**Work required**
Select each line where the word "icon" appears.

**Data items**
============

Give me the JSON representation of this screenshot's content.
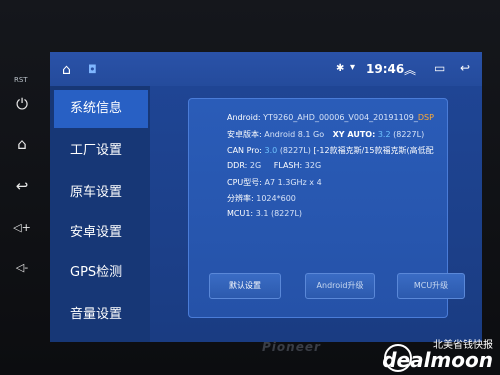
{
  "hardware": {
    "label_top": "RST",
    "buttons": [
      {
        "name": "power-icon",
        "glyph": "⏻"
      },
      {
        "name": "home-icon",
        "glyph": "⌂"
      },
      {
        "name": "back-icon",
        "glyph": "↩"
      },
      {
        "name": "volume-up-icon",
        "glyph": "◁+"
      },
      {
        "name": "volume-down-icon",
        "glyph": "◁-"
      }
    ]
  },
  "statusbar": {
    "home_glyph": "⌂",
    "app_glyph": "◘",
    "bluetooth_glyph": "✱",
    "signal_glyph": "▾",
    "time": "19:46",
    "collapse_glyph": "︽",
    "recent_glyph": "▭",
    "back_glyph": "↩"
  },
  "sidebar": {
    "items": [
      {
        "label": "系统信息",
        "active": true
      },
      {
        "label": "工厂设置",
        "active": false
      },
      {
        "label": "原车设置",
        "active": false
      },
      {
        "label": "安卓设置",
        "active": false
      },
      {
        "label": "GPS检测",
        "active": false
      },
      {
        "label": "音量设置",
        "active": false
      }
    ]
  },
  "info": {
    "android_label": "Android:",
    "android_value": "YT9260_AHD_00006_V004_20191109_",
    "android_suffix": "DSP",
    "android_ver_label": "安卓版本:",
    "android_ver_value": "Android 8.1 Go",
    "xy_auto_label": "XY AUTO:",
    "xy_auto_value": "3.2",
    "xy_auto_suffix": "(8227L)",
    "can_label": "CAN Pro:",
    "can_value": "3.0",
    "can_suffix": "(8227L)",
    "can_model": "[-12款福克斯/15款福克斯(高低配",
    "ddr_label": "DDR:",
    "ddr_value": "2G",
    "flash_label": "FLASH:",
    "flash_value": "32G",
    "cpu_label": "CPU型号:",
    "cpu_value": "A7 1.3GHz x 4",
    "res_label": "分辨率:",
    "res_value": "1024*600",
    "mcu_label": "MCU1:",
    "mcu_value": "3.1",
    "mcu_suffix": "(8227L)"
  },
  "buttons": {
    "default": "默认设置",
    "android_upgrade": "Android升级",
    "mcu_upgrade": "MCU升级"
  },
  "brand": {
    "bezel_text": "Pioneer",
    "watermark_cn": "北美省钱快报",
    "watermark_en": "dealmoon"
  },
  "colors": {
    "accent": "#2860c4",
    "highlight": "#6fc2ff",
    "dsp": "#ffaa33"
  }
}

============

**Exercise output**
        "name": "power-icon",
        "name": "home-icon",
        "name": "back-icon",
        "name": "volume-up-icon",
        "name": "volume-down-icon",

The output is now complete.